Items listed in a dataset:

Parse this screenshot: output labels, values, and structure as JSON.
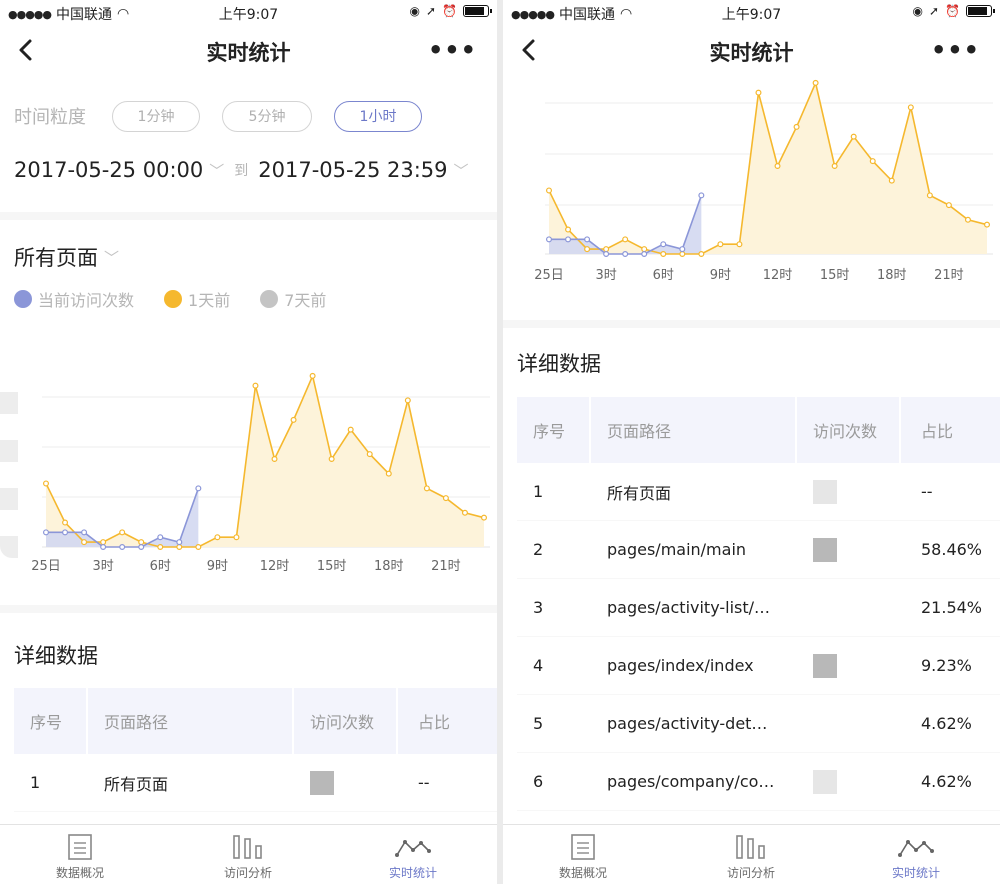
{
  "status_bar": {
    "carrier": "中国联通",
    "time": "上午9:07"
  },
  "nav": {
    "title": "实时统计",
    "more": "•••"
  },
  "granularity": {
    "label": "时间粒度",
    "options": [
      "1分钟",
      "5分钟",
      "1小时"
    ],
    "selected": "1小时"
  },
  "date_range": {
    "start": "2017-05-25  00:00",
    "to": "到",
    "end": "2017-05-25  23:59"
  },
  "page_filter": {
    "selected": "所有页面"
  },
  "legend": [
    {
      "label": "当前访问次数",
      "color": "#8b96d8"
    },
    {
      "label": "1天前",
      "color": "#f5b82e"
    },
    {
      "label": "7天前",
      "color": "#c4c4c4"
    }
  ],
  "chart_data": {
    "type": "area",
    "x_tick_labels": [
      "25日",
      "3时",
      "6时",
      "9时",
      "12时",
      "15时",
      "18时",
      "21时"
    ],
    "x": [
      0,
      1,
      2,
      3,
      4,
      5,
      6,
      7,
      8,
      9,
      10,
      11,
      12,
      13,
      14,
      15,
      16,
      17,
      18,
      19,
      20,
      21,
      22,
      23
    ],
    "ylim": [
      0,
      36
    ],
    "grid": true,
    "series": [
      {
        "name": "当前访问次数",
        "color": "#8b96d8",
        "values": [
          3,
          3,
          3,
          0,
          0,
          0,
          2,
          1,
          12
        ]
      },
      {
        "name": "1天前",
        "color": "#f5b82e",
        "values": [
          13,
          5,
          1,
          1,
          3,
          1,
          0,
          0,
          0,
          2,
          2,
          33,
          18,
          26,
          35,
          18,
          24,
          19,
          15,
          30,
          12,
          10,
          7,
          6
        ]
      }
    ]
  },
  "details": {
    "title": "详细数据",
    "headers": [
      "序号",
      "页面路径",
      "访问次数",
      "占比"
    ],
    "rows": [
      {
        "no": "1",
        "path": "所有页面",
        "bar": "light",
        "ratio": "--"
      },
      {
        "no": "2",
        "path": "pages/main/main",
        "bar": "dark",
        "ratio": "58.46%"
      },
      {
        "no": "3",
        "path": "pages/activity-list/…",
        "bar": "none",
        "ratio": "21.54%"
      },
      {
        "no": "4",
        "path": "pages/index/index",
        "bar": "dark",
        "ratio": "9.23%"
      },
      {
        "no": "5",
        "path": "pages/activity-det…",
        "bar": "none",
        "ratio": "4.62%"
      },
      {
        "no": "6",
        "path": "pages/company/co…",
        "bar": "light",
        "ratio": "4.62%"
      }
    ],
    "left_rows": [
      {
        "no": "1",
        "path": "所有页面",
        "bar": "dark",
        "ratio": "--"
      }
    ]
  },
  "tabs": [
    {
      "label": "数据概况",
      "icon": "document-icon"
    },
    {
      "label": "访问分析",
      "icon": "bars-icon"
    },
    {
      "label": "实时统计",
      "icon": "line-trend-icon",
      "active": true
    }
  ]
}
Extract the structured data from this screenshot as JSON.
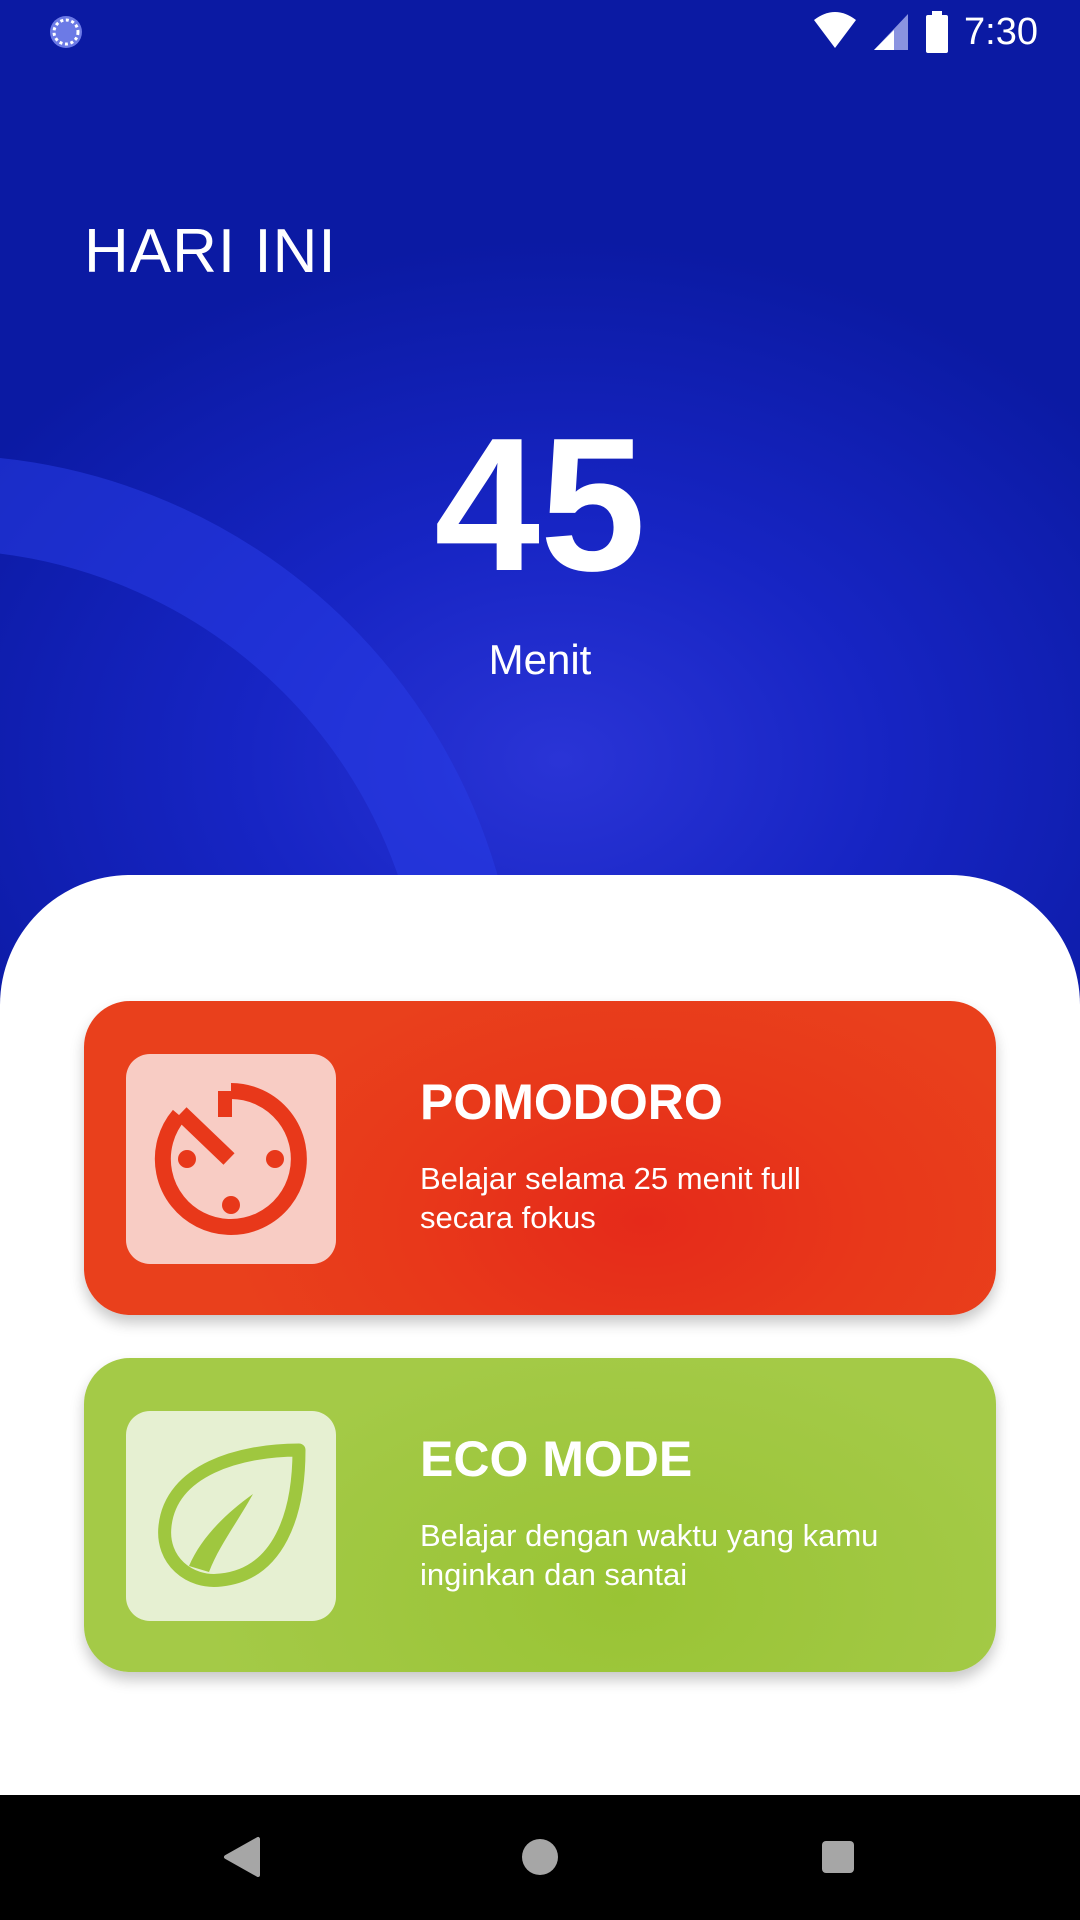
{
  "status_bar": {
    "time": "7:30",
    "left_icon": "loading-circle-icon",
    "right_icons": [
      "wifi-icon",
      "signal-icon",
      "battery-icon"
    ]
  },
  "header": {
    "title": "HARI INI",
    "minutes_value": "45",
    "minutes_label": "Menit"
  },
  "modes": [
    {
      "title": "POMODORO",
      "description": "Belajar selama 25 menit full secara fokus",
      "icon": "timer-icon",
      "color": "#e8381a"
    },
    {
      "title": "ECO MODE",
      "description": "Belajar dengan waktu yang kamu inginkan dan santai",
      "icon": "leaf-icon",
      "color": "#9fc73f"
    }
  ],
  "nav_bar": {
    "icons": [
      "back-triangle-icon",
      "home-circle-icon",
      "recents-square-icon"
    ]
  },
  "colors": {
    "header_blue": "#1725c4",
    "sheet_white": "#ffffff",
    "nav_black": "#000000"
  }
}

• [Exercise details]:
Which lines contain "path"? Copy each of them.

• [Response to the task]:
        "path": "所有页面",
        "path": "pages/main/main",
        "path": "pages/activity-list/…",
        "path": "pages/index/index",
        "path": "pages/activity-det…",
        "path": "pages/company/co…",
        "path": "所有页面",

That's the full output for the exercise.